Michelle Moyd, Indiana University
World War I in Africa could not have been fought without the mobilization of vast numbers of soldiers and workers from the continent. . . These mobilizations occurred both alongside and beyond the battlefields of the four African campaigns of World War I, which were fought in the German colonies of Togo, Cameroon, German Southwest Africa, and German East Africa. The conscription of African laborers and troops was embedded in the wider violence of military campaigns occurring in these places. The German colonies became targets of Entente colonial forces at the war’s outset, as Entente powers anticipated, correctly, that conquest and occupation of these lands would accrue more land to their empires. Togo fell to British forces in August 1914, Southwest Africa to South African forces in 1915, and Cameroon to combined French, British, and Belgian forces in 1916. The campaign in German East Africa lasted until November 1918, when German Schutztruppe commander General Paul von Lettow-Vorbeck finally surrendered to the British in Northern Rhodesia, or what is today Zambia.
The mechanisms by which colonial powers pressed African men, women, and children into various forms of unfree labor were largely the same before, during, and after the war. What changed during the war was the scale. European mobilization of African troops and workers during World War I in Africa reflected longstanding colonial practices of labor conscription, resource extraction, and land grabs. The war exacerbated the harshest conditions of colonial occupation. This is the lens through which we should seek to understand the effects of World War I on Africans and Africa.

# WRITTEN REQUEST
According to the article on World War I in Africa, when did Togo fall to British forces? Please answer in a few words. The listing after this point is separate material and has no connection to the article on World War I in Africa.

# GIVEN MATERIAL
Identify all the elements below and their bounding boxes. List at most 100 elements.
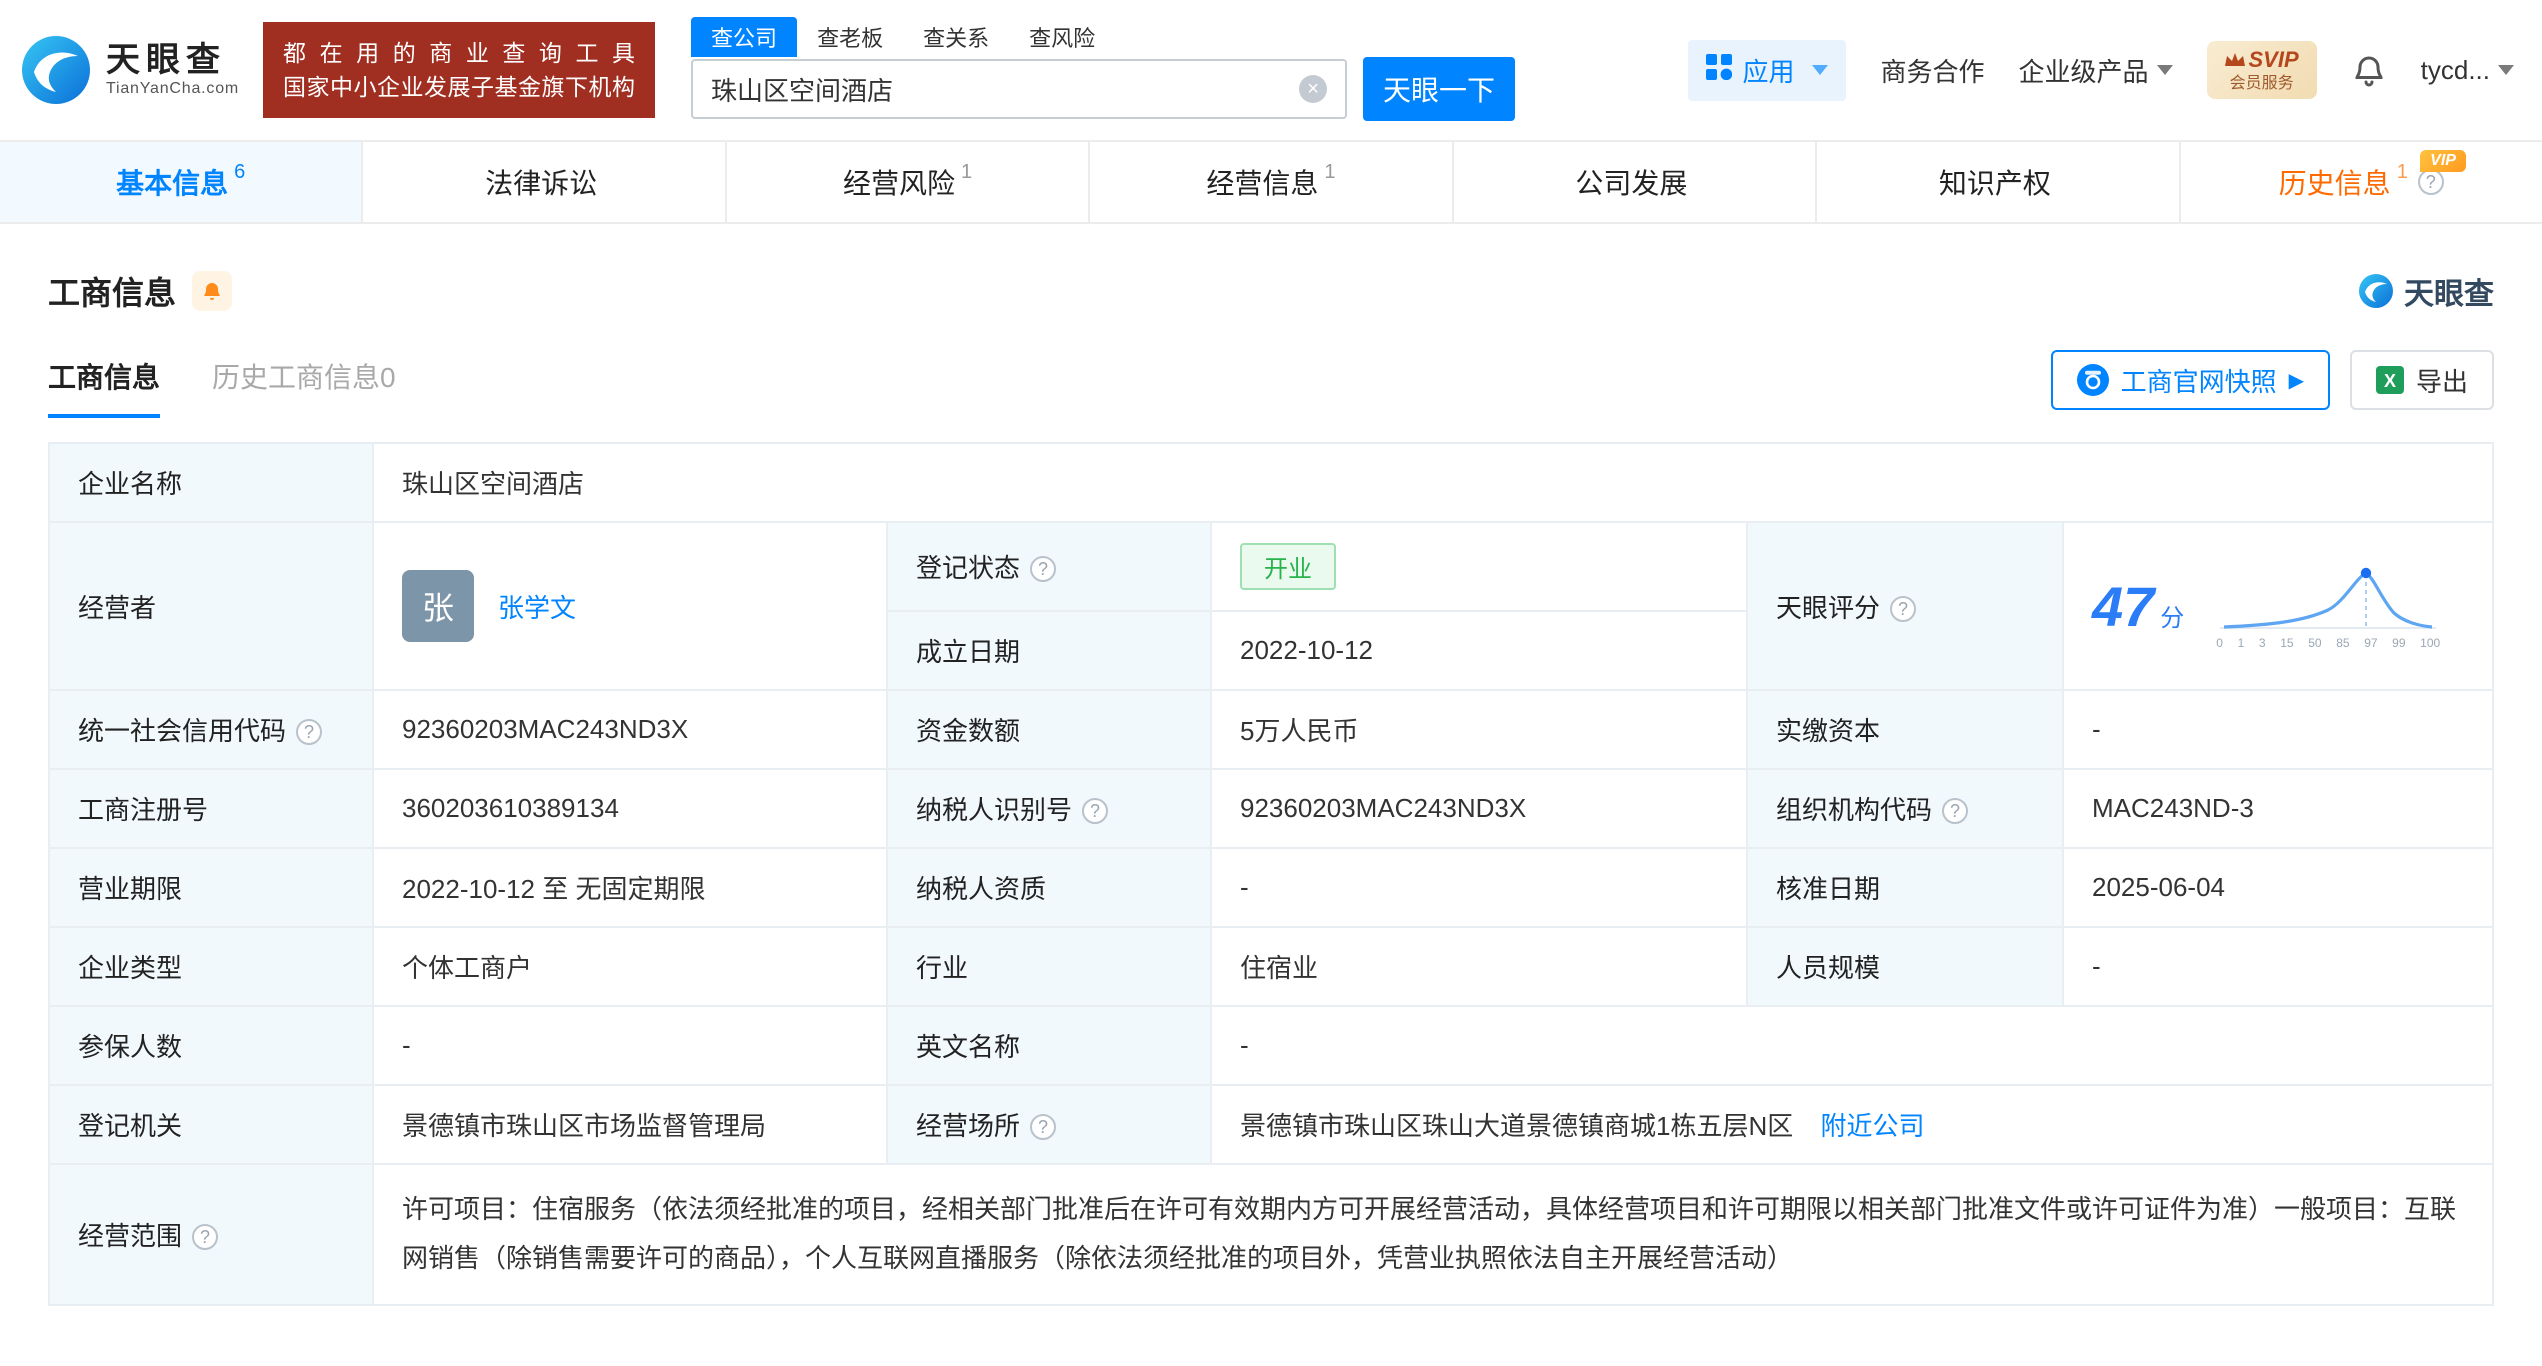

# PROBLEM SOLUTION
August 1914.